◆ Problem statement ◆
Restate the full set of records exactly, without adding or dropping a word.

━━━━━ Exercise material ━━━━━

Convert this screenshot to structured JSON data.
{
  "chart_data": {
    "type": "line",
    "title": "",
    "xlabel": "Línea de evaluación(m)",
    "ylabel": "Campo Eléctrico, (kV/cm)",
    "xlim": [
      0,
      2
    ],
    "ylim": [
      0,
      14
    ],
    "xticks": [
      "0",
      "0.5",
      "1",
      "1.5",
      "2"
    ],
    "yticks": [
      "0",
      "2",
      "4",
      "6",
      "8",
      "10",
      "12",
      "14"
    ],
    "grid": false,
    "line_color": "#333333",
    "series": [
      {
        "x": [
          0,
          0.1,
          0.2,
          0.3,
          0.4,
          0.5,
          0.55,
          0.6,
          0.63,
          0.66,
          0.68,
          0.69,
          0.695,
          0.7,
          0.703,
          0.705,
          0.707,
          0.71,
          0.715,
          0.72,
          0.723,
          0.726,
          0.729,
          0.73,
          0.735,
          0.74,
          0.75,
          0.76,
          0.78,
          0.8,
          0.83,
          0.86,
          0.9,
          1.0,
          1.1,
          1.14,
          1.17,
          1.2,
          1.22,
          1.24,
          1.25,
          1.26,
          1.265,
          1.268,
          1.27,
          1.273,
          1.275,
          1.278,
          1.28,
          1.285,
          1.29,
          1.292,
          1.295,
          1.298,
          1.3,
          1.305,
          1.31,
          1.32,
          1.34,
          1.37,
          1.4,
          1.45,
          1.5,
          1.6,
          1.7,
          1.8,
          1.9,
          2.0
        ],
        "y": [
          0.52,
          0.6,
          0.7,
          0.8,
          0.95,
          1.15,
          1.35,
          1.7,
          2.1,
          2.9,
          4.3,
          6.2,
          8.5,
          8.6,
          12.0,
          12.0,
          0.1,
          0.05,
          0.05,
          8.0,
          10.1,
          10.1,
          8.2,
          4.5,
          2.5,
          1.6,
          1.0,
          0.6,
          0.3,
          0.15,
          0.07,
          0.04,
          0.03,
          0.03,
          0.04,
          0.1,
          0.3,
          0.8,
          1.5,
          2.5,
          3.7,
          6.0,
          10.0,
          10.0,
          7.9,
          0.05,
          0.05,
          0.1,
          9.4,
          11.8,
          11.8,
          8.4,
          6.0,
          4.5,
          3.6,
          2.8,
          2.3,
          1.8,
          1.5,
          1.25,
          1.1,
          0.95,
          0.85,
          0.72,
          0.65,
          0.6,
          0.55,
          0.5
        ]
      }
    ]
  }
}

━━━━━

◆ Exercise answer ◆
Convert this screenshot to structured JSON data.
{
  "chart_data": {
    "type": "line",
    "title": "",
    "xlabel": "Línea de evaluación(m)",
    "ylabel": "Campo Eléctrico, (kV/cm)",
    "xlim": [
      0,
      2
    ],
    "ylim": [
      0,
      14
    ],
    "xticks": [
      "0",
      "0.5",
      "1",
      "1.5",
      "2"
    ],
    "yticks": [
      "0",
      "2",
      "4",
      "6",
      "8",
      "10",
      "12",
      "14"
    ],
    "grid": false,
    "line_color": "#333333",
    "series": [
      {
        "x": [
          0,
          0.1,
          0.2,
          0.3,
          0.4,
          0.5,
          0.55,
          0.6,
          0.63,
          0.66,
          0.68,
          0.69,
          0.695,
          0.7,
          0.703,
          0.705,
          0.707,
          0.71,
          0.715,
          0.72,
          0.723,
          0.726,
          0.729,
          0.73,
          0.735,
          0.74,
          0.75,
          0.76,
          0.78,
          0.8,
          0.83,
          0.86,
          0.9,
          1.0,
          1.1,
          1.14,
          1.17,
          1.2,
          1.22,
          1.24,
          1.25,
          1.26,
          1.265,
          1.268,
          1.27,
          1.273,
          1.275,
          1.278,
          1.28,
          1.285,
          1.29,
          1.292,
          1.295,
          1.298,
          1.3,
          1.305,
          1.31,
          1.32,
          1.34,
          1.37,
          1.4,
          1.45,
          1.5,
          1.6,
          1.7,
          1.8,
          1.9,
          2.0
        ],
        "y": [
          0.52,
          0.6,
          0.7,
          0.8,
          0.95,
          1.15,
          1.35,
          1.7,
          2.1,
          2.9,
          4.3,
          6.2,
          8.5,
          8.6,
          12.0,
          12.0,
          0.1,
          0.05,
          0.05,
          8.0,
          10.1,
          10.1,
          8.2,
          4.5,
          2.5,
          1.6,
          1.0,
          0.6,
          0.3,
          0.15,
          0.07,
          0.04,
          0.03,
          0.03,
          0.04,
          0.1,
          0.3,
          0.8,
          1.5,
          2.5,
          3.7,
          6.0,
          10.0,
          10.0,
          7.9,
          0.05,
          0.05,
          0.1,
          9.4,
          11.8,
          11.8,
          8.4,
          6.0,
          4.5,
          3.6,
          2.8,
          2.3,
          1.8,
          1.5,
          1.25,
          1.1,
          0.95,
          0.85,
          0.72,
          0.65,
          0.6,
          0.55,
          0.5
        ]
      }
    ]
  }
}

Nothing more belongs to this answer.